[[ SOURCE RECORDS, beginning ]]

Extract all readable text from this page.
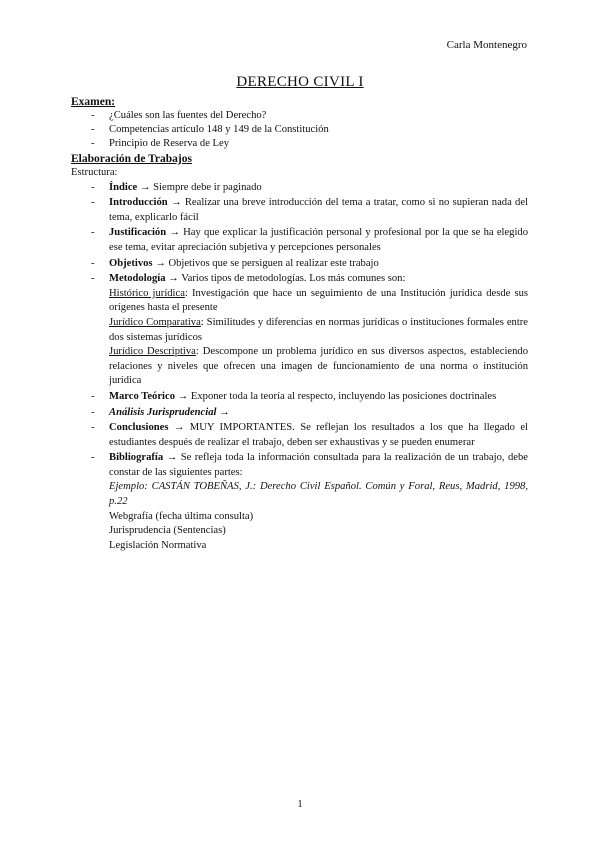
Carla Montenegro
DERECHO CIVIL I
Examen:
- ¿Cuáles son las fuentes del Derecho?
- Competencias artículo 148 y 149 de la Constitución
- Principio de Reserva de Ley
Elaboración de Trabajos
Estructura:
- Índice → Siempre debe ir paginado
- Introducción → Realizar una breve introducción del tema a tratar, como si no supieran nada del tema, explicarlo fácil
- Justificación → Hay que explicar la justificación personal y profesional por la que se ha elegido ese tema, evitar apreciación subjetiva y percepciones personales
- Objetivos → Objetivos que se persiguen al realizar este trabajo
- Metodología → Varios tipos de metodologías. Los más comunes son:
Histórico jurídica: Investigación que hace un seguimiento de una Institución jurídica desde sus orígenes hasta el presente
Jurídico Comparativa: Similitudes y diferencias en normas jurídicas o instituciones formales entre dos sistemas jurídicos
Jurídico Descriptiva: Descompone un problema jurídico en sus diversos aspectos, estableciendo relaciones y niveles que ofrecen una imagen de funcionamiento de una norma o institución jurídica
- Marco Teórico → Exponer toda la teoría al respecto, incluyendo las posiciones doctrinales
- Análisis Jurisprudencial →
- Conclusiones → MUY IMPORTANTES. Se reflejan los resultados a los que ha llegado el estudiantes después de realizar el trabajo, deben ser exhaustivas y se pueden enumerar
- Bibliografía → Se refleja toda la información consultada para la realización de un trabajo, debe constar de las siguientes partes:
Ejemplo: CASTÁN TOBEÑAS, J.: Derecho Civil Español. Común y Foral, Reus, Madrid, 1998, p.22
Webgrafía (fecha última consulta)
Jurisprudencia (Sentencias)
Legislación Normativa
1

[[ SOURCE RECORDS, end ]]

Lines containing the string "toda" in the material: report how many there are, with no added words.

2